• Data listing
--- BEGIN ---
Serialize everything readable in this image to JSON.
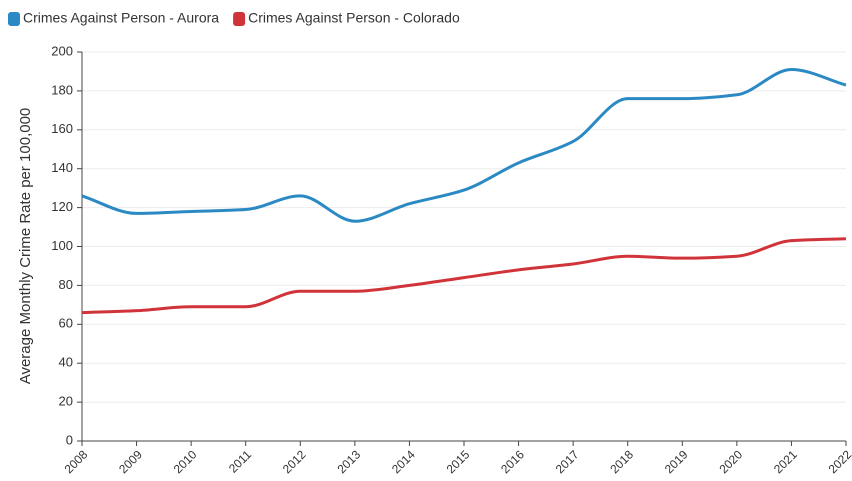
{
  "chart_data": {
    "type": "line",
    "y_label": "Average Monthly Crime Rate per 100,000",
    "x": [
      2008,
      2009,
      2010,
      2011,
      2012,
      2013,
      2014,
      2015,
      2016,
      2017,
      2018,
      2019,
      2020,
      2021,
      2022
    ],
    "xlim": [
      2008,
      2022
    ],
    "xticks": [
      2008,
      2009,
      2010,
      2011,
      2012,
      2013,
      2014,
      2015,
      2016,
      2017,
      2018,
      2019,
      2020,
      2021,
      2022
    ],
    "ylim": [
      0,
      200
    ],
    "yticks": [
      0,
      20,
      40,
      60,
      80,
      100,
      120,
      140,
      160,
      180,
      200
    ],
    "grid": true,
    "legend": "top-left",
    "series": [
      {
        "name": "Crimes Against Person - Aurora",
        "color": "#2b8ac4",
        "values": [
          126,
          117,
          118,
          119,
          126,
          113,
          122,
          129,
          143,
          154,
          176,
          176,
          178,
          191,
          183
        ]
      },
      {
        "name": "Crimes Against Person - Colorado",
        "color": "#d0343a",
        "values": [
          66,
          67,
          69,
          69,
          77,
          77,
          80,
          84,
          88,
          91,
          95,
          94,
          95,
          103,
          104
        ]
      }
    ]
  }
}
--- END ---
• WRITTEN INSTRUCTION
Print every entry above again without changing a word, and omit the pictures.

• SOLUTION FOR THIS TASK
Serialize everything readable in this image to JSON.
{
  "chart_data": {
    "type": "line",
    "y_label": "Average Monthly Crime Rate per 100,000",
    "x": [
      2008,
      2009,
      2010,
      2011,
      2012,
      2013,
      2014,
      2015,
      2016,
      2017,
      2018,
      2019,
      2020,
      2021,
      2022
    ],
    "xlim": [
      2008,
      2022
    ],
    "xticks": [
      2008,
      2009,
      2010,
      2011,
      2012,
      2013,
      2014,
      2015,
      2016,
      2017,
      2018,
      2019,
      2020,
      2021,
      2022
    ],
    "ylim": [
      0,
      200
    ],
    "yticks": [
      0,
      20,
      40,
      60,
      80,
      100,
      120,
      140,
      160,
      180,
      200
    ],
    "grid": true,
    "legend": "top-left",
    "series": [
      {
        "name": "Crimes Against Person - Aurora",
        "color": "#2b8ac4",
        "values": [
          126,
          117,
          118,
          119,
          126,
          113,
          122,
          129,
          143,
          154,
          176,
          176,
          178,
          191,
          183
        ]
      },
      {
        "name": "Crimes Against Person - Colorado",
        "color": "#d0343a",
        "values": [
          66,
          67,
          69,
          69,
          77,
          77,
          80,
          84,
          88,
          91,
          95,
          94,
          95,
          103,
          104
        ]
      }
    ]
  }
}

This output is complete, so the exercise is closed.